- Exercise directions -
Each entry below is to be transcribed exactly.

----- Data supplied

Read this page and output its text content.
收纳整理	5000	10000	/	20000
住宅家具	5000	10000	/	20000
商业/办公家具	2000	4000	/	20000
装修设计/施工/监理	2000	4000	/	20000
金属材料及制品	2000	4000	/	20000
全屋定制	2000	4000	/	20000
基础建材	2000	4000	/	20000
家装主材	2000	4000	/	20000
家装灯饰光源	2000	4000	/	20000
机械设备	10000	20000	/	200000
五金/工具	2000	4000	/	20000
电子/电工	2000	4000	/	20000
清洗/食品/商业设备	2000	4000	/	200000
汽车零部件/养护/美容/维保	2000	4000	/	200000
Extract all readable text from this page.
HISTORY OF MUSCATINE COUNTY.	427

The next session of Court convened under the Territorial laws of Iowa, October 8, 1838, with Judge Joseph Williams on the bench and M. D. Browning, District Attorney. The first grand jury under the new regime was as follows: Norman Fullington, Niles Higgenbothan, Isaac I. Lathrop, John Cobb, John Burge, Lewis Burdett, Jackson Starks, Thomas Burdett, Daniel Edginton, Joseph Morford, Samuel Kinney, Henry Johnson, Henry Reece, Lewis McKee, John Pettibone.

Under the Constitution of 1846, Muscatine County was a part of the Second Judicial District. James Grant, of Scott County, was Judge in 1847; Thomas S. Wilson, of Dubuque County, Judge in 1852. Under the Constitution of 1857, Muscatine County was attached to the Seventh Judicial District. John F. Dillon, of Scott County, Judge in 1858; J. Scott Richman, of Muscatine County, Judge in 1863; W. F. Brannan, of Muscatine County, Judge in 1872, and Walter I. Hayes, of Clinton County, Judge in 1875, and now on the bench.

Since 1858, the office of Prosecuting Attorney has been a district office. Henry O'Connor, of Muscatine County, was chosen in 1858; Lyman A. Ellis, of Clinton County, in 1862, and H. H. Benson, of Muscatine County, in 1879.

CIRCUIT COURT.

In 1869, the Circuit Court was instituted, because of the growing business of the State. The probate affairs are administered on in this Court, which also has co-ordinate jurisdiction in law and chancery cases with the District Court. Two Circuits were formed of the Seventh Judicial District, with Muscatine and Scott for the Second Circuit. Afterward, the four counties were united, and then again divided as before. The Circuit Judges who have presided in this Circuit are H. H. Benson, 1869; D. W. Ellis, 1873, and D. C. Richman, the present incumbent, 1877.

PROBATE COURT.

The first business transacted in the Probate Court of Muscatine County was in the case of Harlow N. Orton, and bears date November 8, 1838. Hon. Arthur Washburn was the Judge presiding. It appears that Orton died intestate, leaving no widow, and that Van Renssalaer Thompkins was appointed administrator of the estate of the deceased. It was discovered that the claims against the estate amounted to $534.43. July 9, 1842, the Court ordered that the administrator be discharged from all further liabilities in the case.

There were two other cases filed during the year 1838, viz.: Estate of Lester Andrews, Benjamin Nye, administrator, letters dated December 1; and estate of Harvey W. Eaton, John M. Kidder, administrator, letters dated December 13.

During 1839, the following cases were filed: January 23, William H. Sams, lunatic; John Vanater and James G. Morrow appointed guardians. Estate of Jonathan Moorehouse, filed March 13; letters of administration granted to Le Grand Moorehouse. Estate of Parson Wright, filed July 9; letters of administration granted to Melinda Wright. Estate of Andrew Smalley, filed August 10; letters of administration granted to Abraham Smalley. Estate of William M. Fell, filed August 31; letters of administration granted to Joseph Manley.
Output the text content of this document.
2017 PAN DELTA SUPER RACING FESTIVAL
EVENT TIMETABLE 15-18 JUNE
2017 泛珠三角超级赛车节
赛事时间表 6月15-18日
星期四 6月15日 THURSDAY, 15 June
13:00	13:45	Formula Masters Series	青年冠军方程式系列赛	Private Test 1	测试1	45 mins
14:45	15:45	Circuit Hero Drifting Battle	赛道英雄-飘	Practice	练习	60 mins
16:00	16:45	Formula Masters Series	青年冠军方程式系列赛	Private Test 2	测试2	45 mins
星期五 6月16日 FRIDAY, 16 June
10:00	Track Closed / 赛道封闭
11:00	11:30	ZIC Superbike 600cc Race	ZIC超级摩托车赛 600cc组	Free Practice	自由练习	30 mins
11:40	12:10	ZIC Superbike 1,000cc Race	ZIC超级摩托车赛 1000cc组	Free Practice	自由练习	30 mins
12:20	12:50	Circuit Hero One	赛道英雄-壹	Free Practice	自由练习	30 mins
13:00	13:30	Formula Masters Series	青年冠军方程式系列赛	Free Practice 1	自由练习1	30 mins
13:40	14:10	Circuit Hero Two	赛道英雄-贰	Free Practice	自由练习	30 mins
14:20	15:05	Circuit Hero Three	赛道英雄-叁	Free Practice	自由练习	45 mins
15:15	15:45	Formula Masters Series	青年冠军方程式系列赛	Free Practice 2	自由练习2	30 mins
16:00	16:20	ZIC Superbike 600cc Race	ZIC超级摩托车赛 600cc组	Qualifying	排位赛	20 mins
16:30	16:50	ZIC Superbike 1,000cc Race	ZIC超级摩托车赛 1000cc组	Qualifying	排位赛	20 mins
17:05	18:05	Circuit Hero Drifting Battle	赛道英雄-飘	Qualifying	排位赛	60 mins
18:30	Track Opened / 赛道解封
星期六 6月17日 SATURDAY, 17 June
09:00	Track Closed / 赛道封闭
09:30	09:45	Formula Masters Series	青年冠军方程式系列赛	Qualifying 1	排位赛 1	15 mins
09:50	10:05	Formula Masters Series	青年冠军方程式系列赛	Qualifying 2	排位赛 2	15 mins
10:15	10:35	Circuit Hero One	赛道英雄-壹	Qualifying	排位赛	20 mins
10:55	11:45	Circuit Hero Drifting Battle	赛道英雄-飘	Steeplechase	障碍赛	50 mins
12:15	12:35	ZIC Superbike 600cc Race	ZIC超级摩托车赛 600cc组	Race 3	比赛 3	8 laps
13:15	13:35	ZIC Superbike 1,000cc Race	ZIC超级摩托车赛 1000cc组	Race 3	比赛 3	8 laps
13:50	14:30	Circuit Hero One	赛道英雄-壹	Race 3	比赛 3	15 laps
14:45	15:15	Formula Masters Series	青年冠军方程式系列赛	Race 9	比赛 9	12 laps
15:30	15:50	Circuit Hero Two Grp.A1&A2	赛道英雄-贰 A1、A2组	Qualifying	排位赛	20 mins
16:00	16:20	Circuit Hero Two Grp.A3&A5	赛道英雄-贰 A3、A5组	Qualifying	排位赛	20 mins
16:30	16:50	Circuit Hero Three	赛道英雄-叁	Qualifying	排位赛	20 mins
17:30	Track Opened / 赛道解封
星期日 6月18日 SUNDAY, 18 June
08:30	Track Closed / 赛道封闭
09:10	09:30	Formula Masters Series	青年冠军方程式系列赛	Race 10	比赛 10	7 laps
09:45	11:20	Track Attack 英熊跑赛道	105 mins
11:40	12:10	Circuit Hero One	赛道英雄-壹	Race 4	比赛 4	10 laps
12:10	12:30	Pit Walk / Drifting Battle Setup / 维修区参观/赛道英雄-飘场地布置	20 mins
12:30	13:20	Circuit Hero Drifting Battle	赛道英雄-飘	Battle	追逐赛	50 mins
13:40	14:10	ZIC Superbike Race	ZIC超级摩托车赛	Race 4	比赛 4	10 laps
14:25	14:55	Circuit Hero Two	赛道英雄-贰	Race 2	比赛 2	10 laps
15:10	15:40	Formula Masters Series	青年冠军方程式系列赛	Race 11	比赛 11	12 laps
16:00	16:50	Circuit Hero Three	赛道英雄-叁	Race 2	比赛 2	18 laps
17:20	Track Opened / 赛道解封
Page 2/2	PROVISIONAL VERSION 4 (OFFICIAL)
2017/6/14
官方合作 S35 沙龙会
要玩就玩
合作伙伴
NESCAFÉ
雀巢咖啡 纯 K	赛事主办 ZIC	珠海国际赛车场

----------

- Answer -
Read this page and output its text content.
收纳整理	5000	10000	/	20000
住宅家具	5000	10000	/	20000
商业/办公家具	2000	4000	/	20000
装修设计/施工/监理	2000	4000	/	20000
金属材料及制品	2000	4000	/	20000
全屋定制	2000	4000	/	20000
基础建材	2000	4000	/	20000
家装主材	2000	4000	/	20000
家装灯饰光源	2000	4000	/	20000
机械设备	10000	20000	/	200000
五金/工具	2000	4000	/	20000
电子/电工	2000	4000	/	20000
清洗/食品/商业设备	2000	4000	/	200000
汽车零部件/养护/美容/维保	2000	4000	/	200000
Extract all readable text from this page.
HISTORY OF MUSCATINE COUNTY.	427

The next session of Court convened under the Territorial laws of Iowa, October 8, 1838, with Judge Joseph Williams on the bench and M. D. Browning, District Attorney. The first grand jury under the new regime was as follows: Norman Fullington, Niles Higgenbothan, Isaac I. Lathrop, John Cobb, John Burge, Lewis Burdett, Jackson Starks, Thomas Burdett, Daniel Edginton, Joseph Morford, Samuel Kinney, Henry Johnson, Henry Reece, Lewis McKee, John Pettibone.

Under the Constitution of 1846, Muscatine County was a part of the Second Judicial District. James Grant, of Scott County, was Judge in 1847; Thomas S. Wilson, of Dubuque County, Judge in 1852. Under the Constitution of 1857, Muscatine County was attached to the Seventh Judicial District. John F. Dillon, of Scott County, Judge in 1858; J. Scott Richman, of Muscatine County, Judge in 1863; W. F. Brannan, of Muscatine County, Judge in 1872, and Walter I. Hayes, of Clinton County, Judge in 1875, and now on the bench.

Since 1858, the office of Prosecuting Attorney has been a district office. Henry O'Connor, of Muscatine County, was chosen in 1858; Lyman A. Ellis, of Clinton County, in 1862, and H. H. Benson, of Muscatine County, in 1879.

CIRCUIT COURT.

In 1869, the Circuit Court was instituted, because of the growing business of the State. The probate affairs are administered on in this Court, which also has co-ordinate jurisdiction in law and chancery cases with the District Court. Two Circuits were formed of the Seventh Judicial District, with Muscatine and Scott for the Second Circuit. Afterward, the four counties were united, and then again divided as before. The Circuit Judges who have presided in this Circuit are H. H. Benson, 1869; D. W. Ellis, 1873, and D. C. Richman, the present incumbent, 1877.

PROBATE COURT.

The first business transacted in the Probate Court of Muscatine County was in the case of Harlow N. Orton, and bears date November 8, 1838. Hon. Arthur Washburn was the Judge presiding. It appears that Orton died intestate, leaving no widow, and that Van Renssalaer Thompkins was appointed administrator of the estate of the deceased. It was discovered that the claims against the estate amounted to $534.43. July 9, 1842, the Court ordered that the administrator be discharged from all further liabilities in the case.

There were two other cases filed during the year 1838, viz.: Estate of Lester Andrews, Benjamin Nye, administrator, letters dated December 1; and estate of Harvey W. Eaton, John M. Kidder, administrator, letters dated December 13.

During 1839, the following cases were filed: January 23, William H. Sams, lunatic; John Vanater and James G. Morrow appointed guardians. Estate of Jonathan Moorehouse, filed March 13; letters of administration granted to Le Grand Moorehouse. Estate of Parson Wright, filed July 9; letters of administration granted to Melinda Wright. Estate of Andrew Smalley, filed August 10; letters of administration granted to Abraham Smalley. Estate of William M. Fell, filed August 31; letters of administration granted to Joseph Manley.
Output the text content of this document.
2017 PAN DELTA SUPER RACING FESTIVAL
EVENT TIMETABLE 15-18 JUNE
2017 泛珠三角超级赛车节
赛事时间表 6月15-18日
星期四 6月15日 THURSDAY, 15 June
13:00	13:45	Formula Masters Series	青年冠军方程式系列赛	Private Test 1	测试1	45 mins
14:45	15:45	Circuit Hero Drifting Battle	赛道英雄-飘	Practice	练习	60 mins
16:00	16:45	Formula Masters Series	青年冠军方程式系列赛	Private Test 2	测试2	45 mins
星期五 6月16日 FRIDAY, 16 June
10:00	Track Closed / 赛道封闭
11:00	11:30	ZIC Superbike 600cc Race	ZIC超级摩托车赛 600cc组	Free Practice	自由练习	30 mins
11:40	12:10	ZIC Superbike 1,000cc Race	ZIC超级摩托车赛 1000cc组	Free Practice	自由练习	30 mins
12:20	12:50	Circuit Hero One	赛道英雄-壹	Free Practice	自由练习	30 mins
13:00	13:30	Formula Masters Series	青年冠军方程式系列赛	Free Practice 1	自由练习1	30 mins
13:40	14:10	Circuit Hero Two	赛道英雄-贰	Free Practice	自由练习	30 mins
14:20	15:05	Circuit Hero Three	赛道英雄-叁	Free Practice	自由练习	45 mins
15:15	15:45	Formula Masters Series	青年冠军方程式系列赛	Free Practice 2	自由练习2	30 mins
16:00	16:20	ZIC Superbike 600cc Race	ZIC超级摩托车赛 600cc组	Qualifying	排位赛	20 mins
16:30	16:50	ZIC Superbike 1,000cc Race	ZIC超级摩托车赛 1000cc组	Qualifying	排位赛	20 mins
17:05	18:05	Circuit Hero Drifting Battle	赛道英雄-飘	Qualifying	排位赛	60 mins
18:30	Track Opened / 赛道解封
星期六 6月17日 SATURDAY, 17 June
09:00	Track Closed / 赛道封闭
09:30	09:45	Formula Masters Series	青年冠军方程式系列赛	Qualifying 1	排位赛 1	15 mins
09:50	10:05	Formula Masters Series	青年冠军方程式系列赛	Qualifying 2	排位赛 2	15 mins
10:15	10:35	Circuit Hero One	赛道英雄-壹	Qualifying	排位赛	20 mins
10:55	11:45	Circuit Hero Drifting Battle	赛道英雄-飘	Steeplechase	障碍赛	50 mins
12:15	12:35	ZIC Superbike 600cc Race	ZIC超级摩托车赛 600cc组	Race 3	比赛 3	8 laps
13:15	13:35	ZIC Superbike 1,000cc Race	ZIC超级摩托车赛 1000cc组	Race 3	比赛 3	8 laps
13:50	14:30	Circuit Hero One	赛道英雄-壹	Race 3	比赛 3	15 laps
14:45	15:15	Formula Masters Series	青年冠军方程式系列赛	Race 9	比赛 9	12 laps
15:30	15:50	Circuit Hero Two Grp.A1&A2	赛道英雄-贰 A1、A2组	Qualifying	排位赛	20 mins
16:00	16:20	Circuit Hero Two Grp.A3&A5	赛道英雄-贰 A3、A5组	Qualifying	排位赛	20 mins
16:30	16:50	Circuit Hero Three	赛道英雄-叁	Qualifying	排位赛	20 mins
17:30	Track Opened / 赛道解封
星期日 6月18日 SUNDAY, 18 June
08:30	Track Closed / 赛道封闭
09:10	09:30	Formula Masters Series	青年冠军方程式系列赛	Race 10	比赛 10	7 laps
09:45	11:20	Track Attack 英熊跑赛道	105 mins
11:40	12:10	Circuit Hero One	赛道英雄-壹	Race 4	比赛 4	10 laps
12:10	12:30	Pit Walk / Drifting Battle Setup / 维修区参观/赛道英雄-飘场地布置	20 mins
12:30	13:20	Circuit Hero Drifting Battle	赛道英雄-飘	Battle	追逐赛	50 mins
13:40	14:10	ZIC Superbike Race	ZIC超级摩托车赛	Race 4	比赛 4	10 laps
14:25	14:55	Circuit Hero Two	赛道英雄-贰	Race 2	比赛 2	10 laps
15:10	15:40	Formula Masters Series	青年冠军方程式系列赛	Race 11	比赛 11	12 laps
16:00	16:50	Circuit Hero Three	赛道英雄-叁	Race 2	比赛 2	18 laps
17:20	Track Opened / 赛道解封
Page 2/2	PROVISIONAL VERSION 4 (OFFICIAL)
2017/6/14
官方合作 S35 沙龙会
要玩就玩
合作伙伴
NESCAFÉ
雀巢咖啡 纯 K	赛事主办 ZIC	珠海国际赛车场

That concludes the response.